→ Data shown
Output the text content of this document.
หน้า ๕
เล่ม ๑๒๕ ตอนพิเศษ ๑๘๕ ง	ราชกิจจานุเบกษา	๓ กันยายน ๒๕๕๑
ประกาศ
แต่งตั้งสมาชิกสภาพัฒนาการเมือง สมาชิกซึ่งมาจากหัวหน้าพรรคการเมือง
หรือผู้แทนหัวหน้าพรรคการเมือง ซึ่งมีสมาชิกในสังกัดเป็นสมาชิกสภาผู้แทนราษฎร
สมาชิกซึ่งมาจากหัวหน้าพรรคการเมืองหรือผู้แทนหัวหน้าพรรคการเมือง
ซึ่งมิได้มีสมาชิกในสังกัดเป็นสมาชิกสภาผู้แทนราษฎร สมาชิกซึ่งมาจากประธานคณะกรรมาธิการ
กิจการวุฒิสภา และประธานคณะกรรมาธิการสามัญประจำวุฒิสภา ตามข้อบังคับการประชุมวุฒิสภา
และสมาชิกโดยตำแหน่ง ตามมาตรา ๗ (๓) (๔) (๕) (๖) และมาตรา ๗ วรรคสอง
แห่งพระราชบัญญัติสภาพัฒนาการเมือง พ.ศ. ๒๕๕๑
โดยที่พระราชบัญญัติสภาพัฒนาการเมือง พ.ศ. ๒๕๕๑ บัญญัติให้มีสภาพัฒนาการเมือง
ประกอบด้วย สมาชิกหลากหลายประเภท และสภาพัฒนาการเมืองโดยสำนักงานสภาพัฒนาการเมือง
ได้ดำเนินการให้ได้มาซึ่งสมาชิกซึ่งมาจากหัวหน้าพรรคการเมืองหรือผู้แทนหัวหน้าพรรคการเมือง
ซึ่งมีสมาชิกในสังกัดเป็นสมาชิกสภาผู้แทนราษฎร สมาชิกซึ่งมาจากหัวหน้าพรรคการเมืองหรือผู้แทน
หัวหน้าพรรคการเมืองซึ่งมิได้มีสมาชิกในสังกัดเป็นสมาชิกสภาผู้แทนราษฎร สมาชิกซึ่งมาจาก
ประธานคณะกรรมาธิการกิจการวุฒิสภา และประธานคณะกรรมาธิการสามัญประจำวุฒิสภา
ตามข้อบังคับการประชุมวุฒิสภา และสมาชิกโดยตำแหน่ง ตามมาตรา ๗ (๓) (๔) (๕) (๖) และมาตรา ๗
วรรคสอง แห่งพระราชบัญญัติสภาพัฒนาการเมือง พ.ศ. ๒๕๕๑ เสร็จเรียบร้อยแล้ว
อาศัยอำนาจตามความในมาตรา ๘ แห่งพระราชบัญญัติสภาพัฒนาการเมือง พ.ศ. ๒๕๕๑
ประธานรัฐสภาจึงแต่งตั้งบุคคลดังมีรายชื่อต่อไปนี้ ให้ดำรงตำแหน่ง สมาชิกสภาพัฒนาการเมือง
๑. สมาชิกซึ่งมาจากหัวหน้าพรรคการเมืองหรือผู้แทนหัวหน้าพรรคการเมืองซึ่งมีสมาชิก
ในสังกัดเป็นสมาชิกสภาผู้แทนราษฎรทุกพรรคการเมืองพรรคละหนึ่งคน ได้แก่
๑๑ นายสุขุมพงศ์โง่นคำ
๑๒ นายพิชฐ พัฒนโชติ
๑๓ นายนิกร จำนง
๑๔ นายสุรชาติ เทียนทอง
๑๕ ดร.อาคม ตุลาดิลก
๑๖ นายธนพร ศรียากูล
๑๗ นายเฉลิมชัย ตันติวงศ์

→ Exercise aim
Return the whole listing exactly, with every line included.

→ Written reply
Output the text content of this document.
หน้า ๕
เล่ม ๑๒๕ ตอนพิเศษ ๑๘๕ ง	ราชกิจจานุเบกษา	๓ กันยายน ๒๕๕๑
ประกาศ
แต่งตั้งสมาชิกสภาพัฒนาการเมือง สมาชิกซึ่งมาจากหัวหน้าพรรคการเมือง
หรือผู้แทนหัวหน้าพรรคการเมือง ซึ่งมีสมาชิกในสังกัดเป็นสมาชิกสภาผู้แทนราษฎร
สมาชิกซึ่งมาจากหัวหน้าพรรคการเมืองหรือผู้แทนหัวหน้าพรรคการเมือง
ซึ่งมิได้มีสมาชิกในสังกัดเป็นสมาชิกสภาผู้แทนราษฎร สมาชิกซึ่งมาจากประธานคณะกรรมาธิการ
กิจการวุฒิสภา และประธานคณะกรรมาธิการสามัญประจำวุฒิสภา ตามข้อบังคับการประชุมวุฒิสภา
และสมาชิกโดยตำแหน่ง ตามมาตรา ๗ (๓) (๔) (๕) (๖) และมาตรา ๗ วรรคสอง
แห่งพระราชบัญญัติสภาพัฒนาการเมือง พ.ศ. ๒๕๕๑
โดยที่พระราชบัญญัติสภาพัฒนาการเมือง พ.ศ. ๒๕๕๑ บัญญัติให้มีสภาพัฒนาการเมือง
ประกอบด้วย สมาชิกหลากหลายประเภท และสภาพัฒนาการเมืองโดยสำนักงานสภาพัฒนาการเมือง
ได้ดำเนินการให้ได้มาซึ่งสมาชิกซึ่งมาจากหัวหน้าพรรคการเมืองหรือผู้แทนหัวหน้าพรรคการเมือง
ซึ่งมีสมาชิกในสังกัดเป็นสมาชิกสภาผู้แทนราษฎร สมาชิกซึ่งมาจากหัวหน้าพรรคการเมืองหรือผู้แทน
หัวหน้าพรรคการเมืองซึ่งมิได้มีสมาชิกในสังกัดเป็นสมาชิกสภาผู้แทนราษฎร สมาชิกซึ่งมาจาก
ประธานคณะกรรมาธิการกิจการวุฒิสภา และประธานคณะกรรมาธิการสามัญประจำวุฒิสภา
ตามข้อบังคับการประชุมวุฒิสภา และสมาชิกโดยตำแหน่ง ตามมาตรา ๗ (๓) (๔) (๕) (๖) และมาตรา ๗
วรรคสอง แห่งพระราชบัญญัติสภาพัฒนาการเมือง พ.ศ. ๒๕๕๑ เสร็จเรียบร้อยแล้ว
อาศัยอำนาจตามความในมาตรา ๘ แห่งพระราชบัญญัติสภาพัฒนาการเมือง พ.ศ. ๒๕๕๑
ประธานรัฐสภาจึงแต่งตั้งบุคคลดังมีรายชื่อต่อไปนี้ ให้ดำรงตำแหน่ง สมาชิกสภาพัฒนาการเมือง
๑. สมาชิกซึ่งมาจากหัวหน้าพรรคการเมืองหรือผู้แทนหัวหน้าพรรคการเมืองซึ่งมีสมาชิก
ในสังกัดเป็นสมาชิกสภาผู้แทนราษฎรทุกพรรคการเมืองพรรคละหนึ่งคน ได้แก่
๑๑ นายสุขุมพงศ์โง่นคำ
๑๒ นายพิชฐ พัฒนโชติ
๑๓ นายนิกร จำนง
๑๔ นายสุรชาติ เทียนทอง
๑๕ ดร.อาคม ตุลาดิลก
๑๖ นายธนพร ศรียากูล
๑๗ นายเฉลิมชัย ตันติวงศ์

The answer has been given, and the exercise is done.